→ Task to carry out
Which lines include the word "object"? Copy each of them.

→ Data for this exercise
>> START

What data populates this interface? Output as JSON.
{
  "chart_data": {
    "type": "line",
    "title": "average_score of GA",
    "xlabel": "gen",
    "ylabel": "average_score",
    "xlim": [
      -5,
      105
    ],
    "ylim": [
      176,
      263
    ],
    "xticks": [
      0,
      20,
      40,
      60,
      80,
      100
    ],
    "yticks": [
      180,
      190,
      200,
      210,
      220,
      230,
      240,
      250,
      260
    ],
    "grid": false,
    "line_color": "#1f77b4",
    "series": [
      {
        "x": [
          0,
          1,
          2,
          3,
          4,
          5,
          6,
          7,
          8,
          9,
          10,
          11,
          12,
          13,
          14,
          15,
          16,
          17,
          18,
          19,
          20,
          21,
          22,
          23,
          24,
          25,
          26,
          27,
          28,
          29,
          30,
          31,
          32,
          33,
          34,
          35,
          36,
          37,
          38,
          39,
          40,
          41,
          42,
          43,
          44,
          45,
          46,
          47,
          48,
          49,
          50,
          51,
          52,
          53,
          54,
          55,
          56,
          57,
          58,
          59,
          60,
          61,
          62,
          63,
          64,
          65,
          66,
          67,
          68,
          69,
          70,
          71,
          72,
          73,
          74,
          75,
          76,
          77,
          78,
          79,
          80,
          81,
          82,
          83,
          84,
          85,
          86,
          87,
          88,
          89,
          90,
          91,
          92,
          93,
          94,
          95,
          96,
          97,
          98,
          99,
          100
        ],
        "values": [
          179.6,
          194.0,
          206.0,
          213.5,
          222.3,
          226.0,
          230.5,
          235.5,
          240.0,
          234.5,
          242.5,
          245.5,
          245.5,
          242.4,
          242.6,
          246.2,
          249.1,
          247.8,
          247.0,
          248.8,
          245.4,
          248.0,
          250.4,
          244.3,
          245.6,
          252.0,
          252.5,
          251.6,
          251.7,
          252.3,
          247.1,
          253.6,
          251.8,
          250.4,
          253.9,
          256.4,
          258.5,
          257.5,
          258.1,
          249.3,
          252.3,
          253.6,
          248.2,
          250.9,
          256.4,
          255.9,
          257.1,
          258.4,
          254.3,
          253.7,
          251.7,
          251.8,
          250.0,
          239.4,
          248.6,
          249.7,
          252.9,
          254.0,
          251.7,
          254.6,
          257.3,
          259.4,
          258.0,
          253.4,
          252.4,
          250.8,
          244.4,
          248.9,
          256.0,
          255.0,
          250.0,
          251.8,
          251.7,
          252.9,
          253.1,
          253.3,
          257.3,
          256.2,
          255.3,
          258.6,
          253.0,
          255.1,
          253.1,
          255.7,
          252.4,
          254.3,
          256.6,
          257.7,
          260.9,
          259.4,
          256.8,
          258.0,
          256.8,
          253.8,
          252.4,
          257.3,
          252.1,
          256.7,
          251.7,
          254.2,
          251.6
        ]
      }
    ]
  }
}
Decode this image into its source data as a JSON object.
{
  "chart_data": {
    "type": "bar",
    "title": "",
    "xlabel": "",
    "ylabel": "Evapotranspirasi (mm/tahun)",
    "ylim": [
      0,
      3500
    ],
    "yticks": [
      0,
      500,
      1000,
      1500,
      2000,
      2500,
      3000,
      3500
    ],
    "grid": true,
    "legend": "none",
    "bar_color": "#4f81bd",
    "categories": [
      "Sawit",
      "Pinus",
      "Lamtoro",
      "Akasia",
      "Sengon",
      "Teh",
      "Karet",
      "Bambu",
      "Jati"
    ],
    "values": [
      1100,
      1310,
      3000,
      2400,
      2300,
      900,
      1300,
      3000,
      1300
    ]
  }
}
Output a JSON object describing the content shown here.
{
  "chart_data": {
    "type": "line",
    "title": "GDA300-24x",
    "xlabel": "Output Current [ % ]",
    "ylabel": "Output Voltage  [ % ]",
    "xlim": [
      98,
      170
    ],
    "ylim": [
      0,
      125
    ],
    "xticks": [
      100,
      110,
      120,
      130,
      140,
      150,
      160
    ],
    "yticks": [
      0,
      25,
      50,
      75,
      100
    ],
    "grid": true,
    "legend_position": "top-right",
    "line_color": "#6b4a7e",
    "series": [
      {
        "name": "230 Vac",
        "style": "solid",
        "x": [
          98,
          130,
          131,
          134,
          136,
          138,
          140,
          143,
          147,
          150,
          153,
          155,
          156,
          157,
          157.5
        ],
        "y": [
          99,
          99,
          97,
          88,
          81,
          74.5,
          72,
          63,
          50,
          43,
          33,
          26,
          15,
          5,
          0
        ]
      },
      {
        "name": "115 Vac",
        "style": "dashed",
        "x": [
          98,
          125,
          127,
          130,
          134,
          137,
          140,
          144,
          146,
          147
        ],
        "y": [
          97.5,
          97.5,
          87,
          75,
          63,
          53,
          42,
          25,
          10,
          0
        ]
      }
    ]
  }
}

>> END

→ Exercise output
Decode this image into its source data as a JSON object.
Output a JSON object describing the content shown here.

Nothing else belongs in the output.